Question about limits involving 1/x

  • Thread starter docnet
  • Start date
  • #1
docnet
587
242
Homework Statement:
##\frac{1}{x}##
Relevant Equations:
##\frac{1}{x}##
For values of ##x## such that ##x>0##, is ##\frac{1}{x}## bound above?

My reaction is that if ##x>0## then ##\frac{1}{x}## is defined because ##x\neq 0##. But, it is not bound above because ##x## can be taken arbitrarily close to ##0## and ##\displaystyle{\lim_{x \to 0}} \frac{1}{x} = \infty##
 

Answers and Replies

  • #2
fresh_42
Mentor
Insights Author
2022 Award
17,655
18,375
Homework Statement:: ##\frac{1}{x}##
Relevant Equations:: ##\frac{1}{x}##

For values of ##x## such that ##x>0##, is ##\frac{1}{x}## bound above?

My reaction is that if ##x>0## then ##\frac{1}{x}## is defined because ##x\neq 0##. But, it is not bound above because ##x## can be taken arbitrarily close to ##0## and ## \[ \lim_{x \to 0} \frac{1}{x} = \infty \]##
Yes. And what is the question?

You can formally say: Given ##M > 0,## then for all ##0< x < 1/M## we get ##\dfrac{1}{x}>M##. This means that we can find a number ##1/x## which is greater than any boundary ##M.##
 
  • Like
Likes nuuskur, docnet and MatinSAR
  • #3
Prof B
66
37
Homework Statement:: ##\frac{1}{x}##
Relevant Equations:: ##\frac{1}{x}##

For values of ##x## such that ##x>0##, is ##\frac{1}{x}## bound above?

-- Information shown --
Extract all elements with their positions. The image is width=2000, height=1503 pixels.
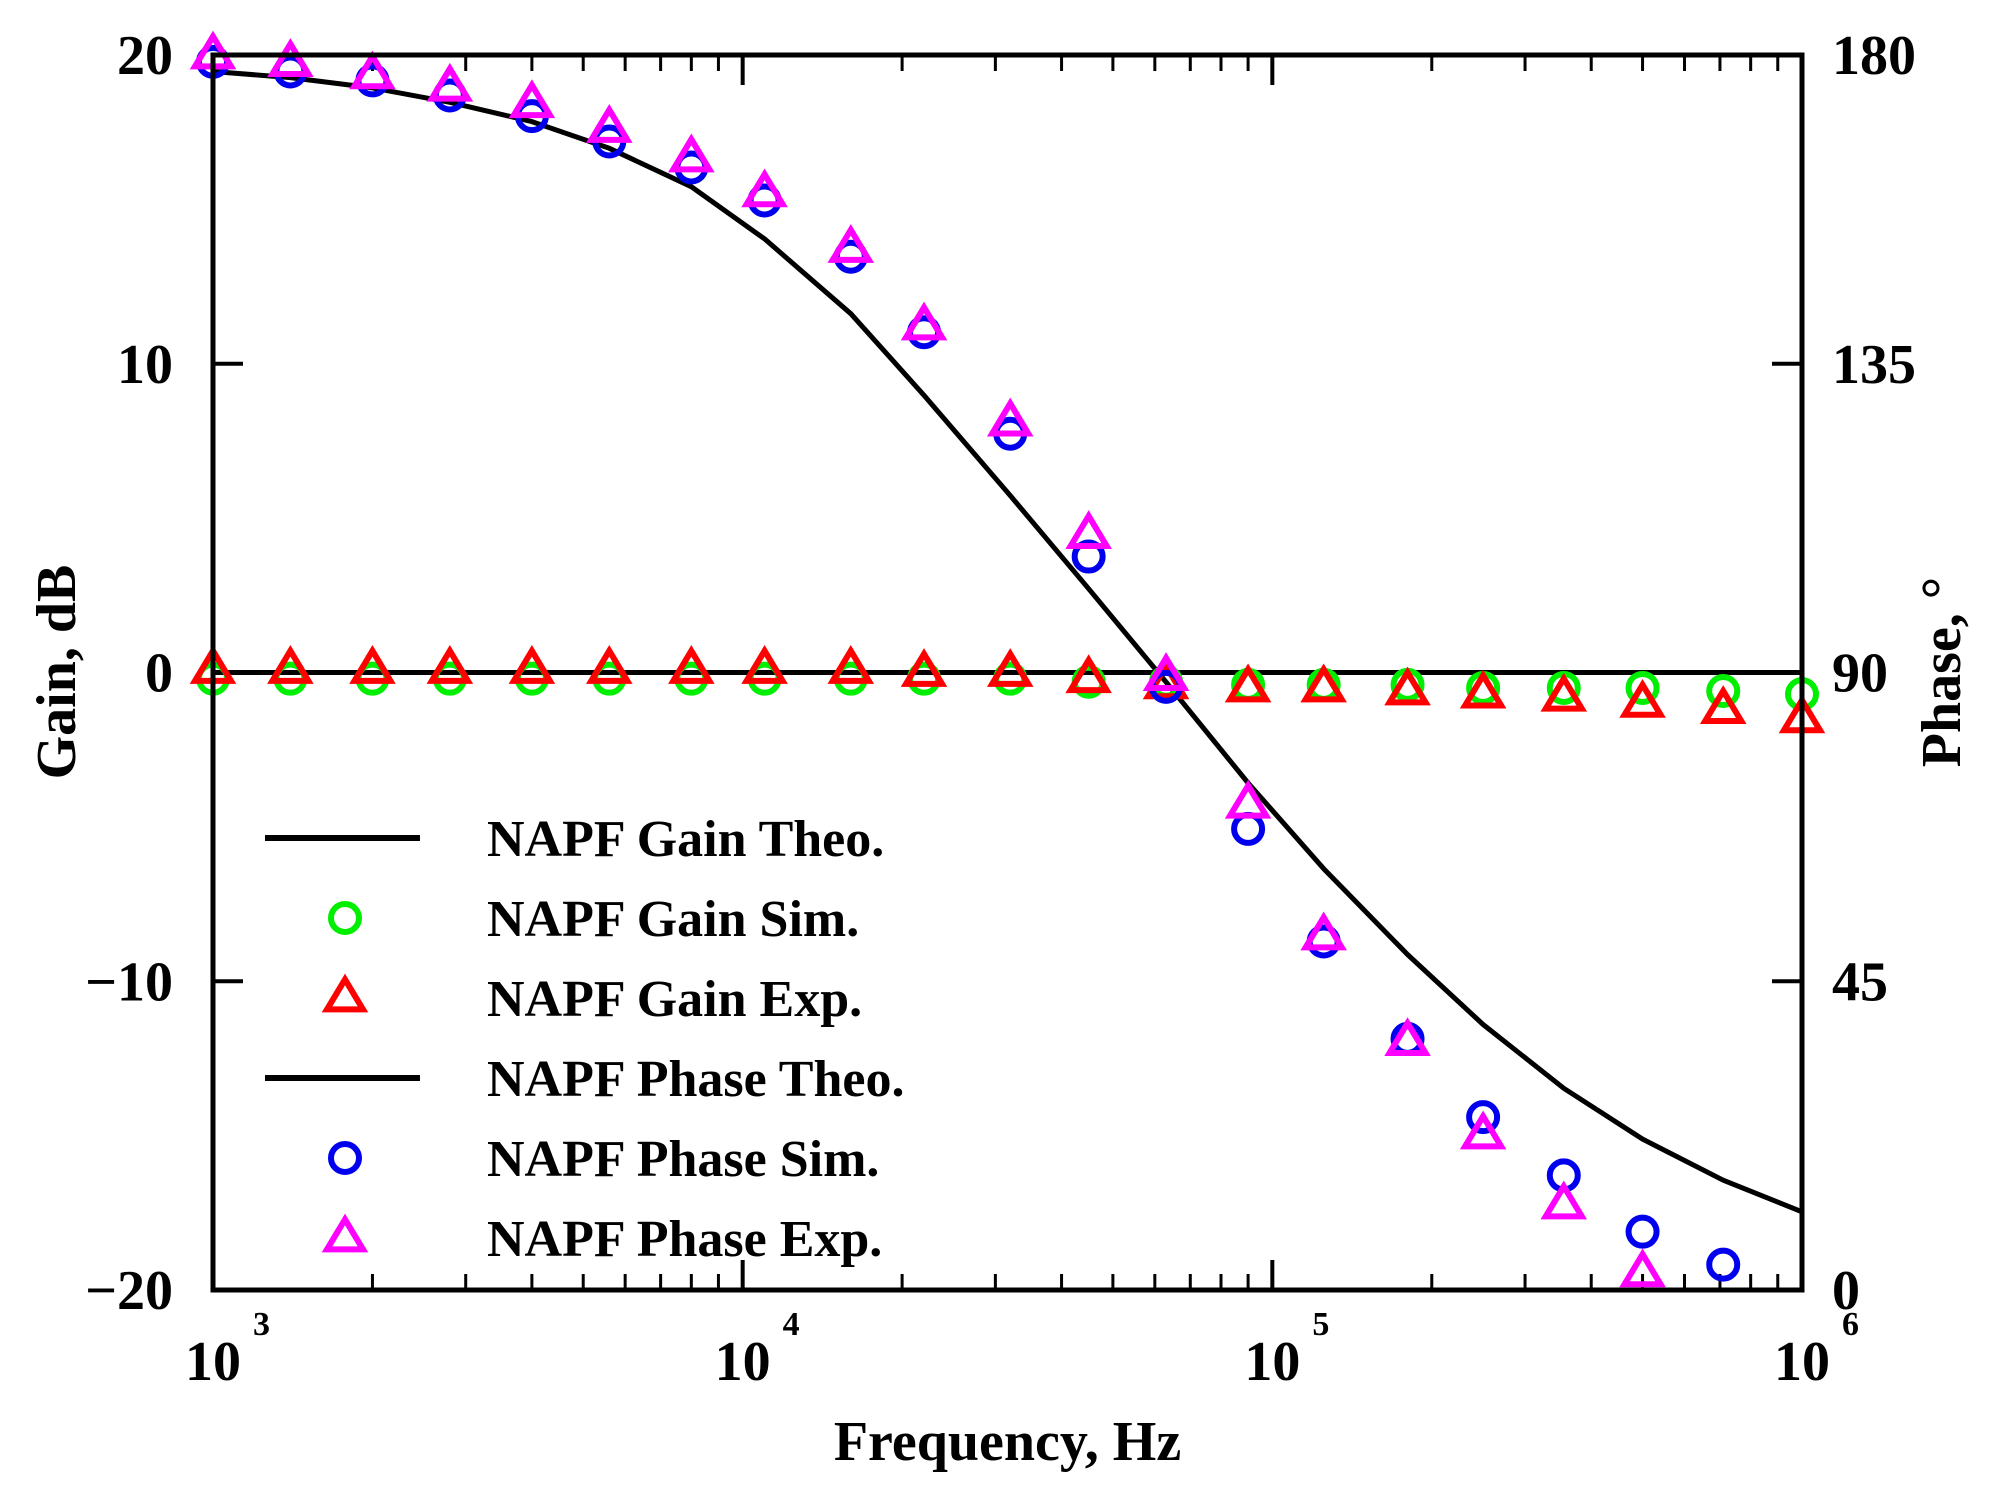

-- Stated task 1 --
Answer the following questions about the forum thread on whether 1/x is bounded above for x > 0.
(a) According to the opening post, why is 1/x defined when x > 0?
(b) In fresh_42's formal argument, what inequality holds for all 0 < x < 1/M?
(c) Which three users liked fresh_42's reply?
-- Stated task 2 --
Extend the forum thread on whether 1/x is bounded above, picking up after its final sentence.

-- Task output 1 --
(a) Because x ≠ 0.
(b) 1/x > M.
(c) nuuskur, docnet and MatinSAR.

-- Task output 2 --
My reaction is that if ##x>0## then ##\frac{1}{x}## is defined because ##x\neq 0##. But, it is not bound above because ##x## can be taken arbitrarily close to ##0## and ##\displaystyle{\lim_{x \to 0}} \frac{1}{x} = \infty##
##\displaystyle{\lim_{x \to 0}} \frac{1}{x}## is undefined
##\displaystyle{\lim_{x \to 0^+}} \frac{1}{x} = \infty##
Follow your teacher's instructions, but for questions like this I think you are better off using the actual definition of unbounded.
 
  • #4
docnet
587
242
Yes. And what is the question?

You can formally say: Given ##M > 0,## then for all ##0< x < 1/M## we get ##\dfrac{1}{x}>M##. This means that we can find a number ##1/x## which is greater than any boundary ##M.##
Kind of related to limits, how does one numerically/symbolicaly write "the smallest element greater than x"? Since the real numbers exist in a continuity, the intuition seems like there should be one single irrational number that is "touching x" like in the case of the integers, "x+1 is touching x"
 
  • #5
PeroK
Science Advisor
Homework Helper
Insights Author
Gold Member
2022 Award
23,790
15,402
Kind of related to limits, how does one numerically/symbolicaly write "the smallest element greater than x"? Since the real numbers exist in a continuity, the intuition seems like there should be one single irrational number that is "touching x" like in the case of the integers, "x+1 is touching x"
There is no such number. The set ##\{y \in \mathbb R: y > x \}## has no least member.

In other words, that is a set without a minimum. The number ##x##, however, is the infimum of the set. The infimum is also know as the greatest lower bound. Compare with supremum, which is the least upper bound.

These are absolutely critical concepts in standard real analysis.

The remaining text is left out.